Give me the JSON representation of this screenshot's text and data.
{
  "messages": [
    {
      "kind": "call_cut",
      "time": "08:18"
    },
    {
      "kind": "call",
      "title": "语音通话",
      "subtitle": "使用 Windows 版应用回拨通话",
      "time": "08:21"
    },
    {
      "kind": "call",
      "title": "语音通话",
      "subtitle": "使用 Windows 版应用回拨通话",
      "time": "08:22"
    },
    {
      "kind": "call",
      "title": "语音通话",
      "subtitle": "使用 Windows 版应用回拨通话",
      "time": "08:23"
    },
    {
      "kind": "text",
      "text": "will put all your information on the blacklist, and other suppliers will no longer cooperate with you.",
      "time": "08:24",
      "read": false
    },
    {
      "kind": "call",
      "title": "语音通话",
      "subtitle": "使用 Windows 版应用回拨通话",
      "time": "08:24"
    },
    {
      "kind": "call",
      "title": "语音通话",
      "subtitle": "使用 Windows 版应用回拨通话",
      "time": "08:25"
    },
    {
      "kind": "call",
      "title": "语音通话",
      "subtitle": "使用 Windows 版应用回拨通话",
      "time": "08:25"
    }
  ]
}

********************

Exercise brief: Set down all of the records shown above once more, exactly.

Exercise output:
Give me the JSON representation of this screenshot's text and data.
{
  "messages": [
    {
      "kind": "call_cut",
      "time": "08:18"
    },
    {
      "kind": "call",
      "title": "语音通话",
      "subtitle": "使用 Windows 版应用回拨通话",
      "time": "08:21"
    },
    {
      "kind": "call",
      "title": "语音通话",
      "subtitle": "使用 Windows 版应用回拨通话",
      "time": "08:22"
    },
    {
      "kind": "call",
      "title": "语音通话",
      "subtitle": "使用 Windows 版应用回拨通话",
      "time": "08:23"
    },
    {
      "kind": "text",
      "text": "will put all your information on the blacklist, and other suppliers will no longer cooperate with you.",
      "time": "08:24",
      "read": false
    },
    {
      "kind": "call",
      "title": "语音通话",
      "subtitle": "使用 Windows 版应用回拨通话",
      "time": "08:24"
    },
    {
      "kind": "call",
      "title": "语音通话",
      "subtitle": "使用 Windows 版应用回拨通话",
      "time": "08:25"
    },
    {
      "kind": "call",
      "title": "语音通话",
      "subtitle": "使用 Windows 版应用回拨通话",
      "time": "08:25"
    }
  ]
}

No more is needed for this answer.